## DATA EXTRACT

## START

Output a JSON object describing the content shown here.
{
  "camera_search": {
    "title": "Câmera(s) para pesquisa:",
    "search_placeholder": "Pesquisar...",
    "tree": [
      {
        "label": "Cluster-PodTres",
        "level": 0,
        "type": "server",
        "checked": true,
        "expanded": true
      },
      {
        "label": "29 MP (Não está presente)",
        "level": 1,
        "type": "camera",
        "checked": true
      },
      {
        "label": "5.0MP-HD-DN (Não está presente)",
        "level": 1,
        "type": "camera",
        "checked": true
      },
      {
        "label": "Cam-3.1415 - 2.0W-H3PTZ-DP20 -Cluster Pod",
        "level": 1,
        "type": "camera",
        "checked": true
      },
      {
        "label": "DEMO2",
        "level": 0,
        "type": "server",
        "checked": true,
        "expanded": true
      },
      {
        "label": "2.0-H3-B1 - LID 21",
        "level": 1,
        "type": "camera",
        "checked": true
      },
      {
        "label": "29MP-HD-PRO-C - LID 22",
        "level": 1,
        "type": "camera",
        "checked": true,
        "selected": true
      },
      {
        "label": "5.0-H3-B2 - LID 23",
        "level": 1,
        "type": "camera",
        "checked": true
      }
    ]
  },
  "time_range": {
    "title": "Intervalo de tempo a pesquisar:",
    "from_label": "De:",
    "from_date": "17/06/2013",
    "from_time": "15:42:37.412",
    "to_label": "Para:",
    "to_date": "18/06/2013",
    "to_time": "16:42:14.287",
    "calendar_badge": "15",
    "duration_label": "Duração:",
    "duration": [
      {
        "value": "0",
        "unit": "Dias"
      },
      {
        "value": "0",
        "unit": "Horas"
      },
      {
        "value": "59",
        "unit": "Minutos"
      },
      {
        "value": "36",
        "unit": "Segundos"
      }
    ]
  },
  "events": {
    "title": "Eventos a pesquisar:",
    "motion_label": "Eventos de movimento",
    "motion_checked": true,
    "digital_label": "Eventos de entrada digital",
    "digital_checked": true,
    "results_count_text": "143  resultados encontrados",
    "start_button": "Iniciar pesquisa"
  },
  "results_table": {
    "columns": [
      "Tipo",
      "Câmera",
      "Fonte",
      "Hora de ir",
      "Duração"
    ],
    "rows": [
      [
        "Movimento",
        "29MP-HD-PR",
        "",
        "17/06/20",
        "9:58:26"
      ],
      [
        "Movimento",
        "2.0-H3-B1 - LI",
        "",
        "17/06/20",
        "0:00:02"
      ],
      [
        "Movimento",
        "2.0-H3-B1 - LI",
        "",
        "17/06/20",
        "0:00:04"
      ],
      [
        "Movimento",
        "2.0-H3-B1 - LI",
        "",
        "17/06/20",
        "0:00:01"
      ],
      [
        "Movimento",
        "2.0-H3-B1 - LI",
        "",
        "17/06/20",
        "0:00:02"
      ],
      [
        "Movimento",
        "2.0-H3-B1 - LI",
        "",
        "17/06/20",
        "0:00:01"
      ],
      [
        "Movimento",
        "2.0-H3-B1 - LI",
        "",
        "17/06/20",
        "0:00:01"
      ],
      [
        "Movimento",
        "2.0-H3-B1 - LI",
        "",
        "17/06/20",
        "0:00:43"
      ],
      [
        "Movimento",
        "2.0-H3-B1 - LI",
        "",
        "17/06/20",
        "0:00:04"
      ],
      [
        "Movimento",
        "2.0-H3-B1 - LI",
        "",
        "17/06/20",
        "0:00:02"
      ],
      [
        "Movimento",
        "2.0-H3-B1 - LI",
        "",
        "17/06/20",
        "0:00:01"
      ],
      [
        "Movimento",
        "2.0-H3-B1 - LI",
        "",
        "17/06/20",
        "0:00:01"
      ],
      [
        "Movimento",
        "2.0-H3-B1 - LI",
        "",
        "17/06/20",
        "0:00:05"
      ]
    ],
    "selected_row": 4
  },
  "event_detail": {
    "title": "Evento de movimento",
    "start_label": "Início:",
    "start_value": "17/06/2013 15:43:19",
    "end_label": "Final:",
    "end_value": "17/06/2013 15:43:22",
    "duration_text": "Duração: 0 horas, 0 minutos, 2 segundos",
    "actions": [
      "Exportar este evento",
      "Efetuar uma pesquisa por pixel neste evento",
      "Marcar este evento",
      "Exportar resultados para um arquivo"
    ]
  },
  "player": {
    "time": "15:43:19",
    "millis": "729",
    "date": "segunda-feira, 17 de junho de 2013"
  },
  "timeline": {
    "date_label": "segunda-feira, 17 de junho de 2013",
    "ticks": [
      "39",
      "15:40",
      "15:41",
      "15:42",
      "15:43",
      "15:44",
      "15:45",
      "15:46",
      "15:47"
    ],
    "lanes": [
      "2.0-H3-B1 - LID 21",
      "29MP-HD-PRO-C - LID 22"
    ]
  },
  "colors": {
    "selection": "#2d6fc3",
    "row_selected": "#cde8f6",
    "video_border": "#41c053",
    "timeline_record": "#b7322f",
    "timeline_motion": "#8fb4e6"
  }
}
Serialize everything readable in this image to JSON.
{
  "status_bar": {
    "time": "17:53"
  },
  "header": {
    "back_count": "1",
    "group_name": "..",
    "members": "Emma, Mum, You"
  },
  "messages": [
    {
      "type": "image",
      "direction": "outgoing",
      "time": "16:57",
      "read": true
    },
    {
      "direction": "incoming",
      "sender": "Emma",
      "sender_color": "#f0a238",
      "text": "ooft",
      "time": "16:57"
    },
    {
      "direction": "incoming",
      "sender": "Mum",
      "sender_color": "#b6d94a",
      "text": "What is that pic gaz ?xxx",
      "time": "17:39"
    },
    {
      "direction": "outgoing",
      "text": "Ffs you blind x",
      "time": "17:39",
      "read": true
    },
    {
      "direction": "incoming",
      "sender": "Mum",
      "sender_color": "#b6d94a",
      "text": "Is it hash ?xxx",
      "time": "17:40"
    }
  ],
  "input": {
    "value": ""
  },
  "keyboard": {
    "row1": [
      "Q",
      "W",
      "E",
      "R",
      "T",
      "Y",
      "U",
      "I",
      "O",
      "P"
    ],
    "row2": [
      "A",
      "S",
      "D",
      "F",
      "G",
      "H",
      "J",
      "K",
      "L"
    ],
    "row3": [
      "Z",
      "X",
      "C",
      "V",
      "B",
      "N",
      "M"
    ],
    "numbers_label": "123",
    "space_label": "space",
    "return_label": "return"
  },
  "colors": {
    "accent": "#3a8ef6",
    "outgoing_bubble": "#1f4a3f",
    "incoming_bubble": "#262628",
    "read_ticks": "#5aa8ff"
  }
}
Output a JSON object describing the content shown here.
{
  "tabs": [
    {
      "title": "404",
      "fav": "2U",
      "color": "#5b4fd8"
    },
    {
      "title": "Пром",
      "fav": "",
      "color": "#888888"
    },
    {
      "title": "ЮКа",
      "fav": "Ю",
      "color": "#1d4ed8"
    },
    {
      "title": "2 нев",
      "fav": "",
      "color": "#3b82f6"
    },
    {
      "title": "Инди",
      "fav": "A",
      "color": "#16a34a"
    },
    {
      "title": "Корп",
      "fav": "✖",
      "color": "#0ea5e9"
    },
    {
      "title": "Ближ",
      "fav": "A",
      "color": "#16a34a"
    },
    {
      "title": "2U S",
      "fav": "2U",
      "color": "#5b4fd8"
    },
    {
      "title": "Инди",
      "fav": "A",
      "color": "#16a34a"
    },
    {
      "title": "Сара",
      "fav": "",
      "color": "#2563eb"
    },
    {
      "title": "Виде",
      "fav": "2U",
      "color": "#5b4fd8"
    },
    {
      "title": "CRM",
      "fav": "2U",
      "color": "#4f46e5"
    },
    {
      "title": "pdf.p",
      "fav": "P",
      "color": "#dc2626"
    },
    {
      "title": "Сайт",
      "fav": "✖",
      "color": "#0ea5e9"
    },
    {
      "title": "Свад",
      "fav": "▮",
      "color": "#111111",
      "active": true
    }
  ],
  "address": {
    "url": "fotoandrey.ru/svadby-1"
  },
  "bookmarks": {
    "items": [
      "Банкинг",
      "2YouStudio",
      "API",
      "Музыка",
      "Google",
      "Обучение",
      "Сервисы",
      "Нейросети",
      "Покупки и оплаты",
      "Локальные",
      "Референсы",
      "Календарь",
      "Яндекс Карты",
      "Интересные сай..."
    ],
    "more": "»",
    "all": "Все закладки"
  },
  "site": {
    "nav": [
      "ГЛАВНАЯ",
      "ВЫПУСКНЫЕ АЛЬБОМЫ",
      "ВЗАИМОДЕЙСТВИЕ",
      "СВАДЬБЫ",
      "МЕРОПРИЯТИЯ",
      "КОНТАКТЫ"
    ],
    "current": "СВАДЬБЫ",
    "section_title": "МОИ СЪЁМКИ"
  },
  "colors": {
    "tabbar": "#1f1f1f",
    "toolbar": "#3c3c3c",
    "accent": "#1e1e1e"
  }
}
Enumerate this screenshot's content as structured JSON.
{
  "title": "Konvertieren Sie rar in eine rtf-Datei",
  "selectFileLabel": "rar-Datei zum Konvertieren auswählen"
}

## END

## INSTRUCTION
Answer with one number: how many lines of the entries above include the word "Duração".

## TASK RESULT
3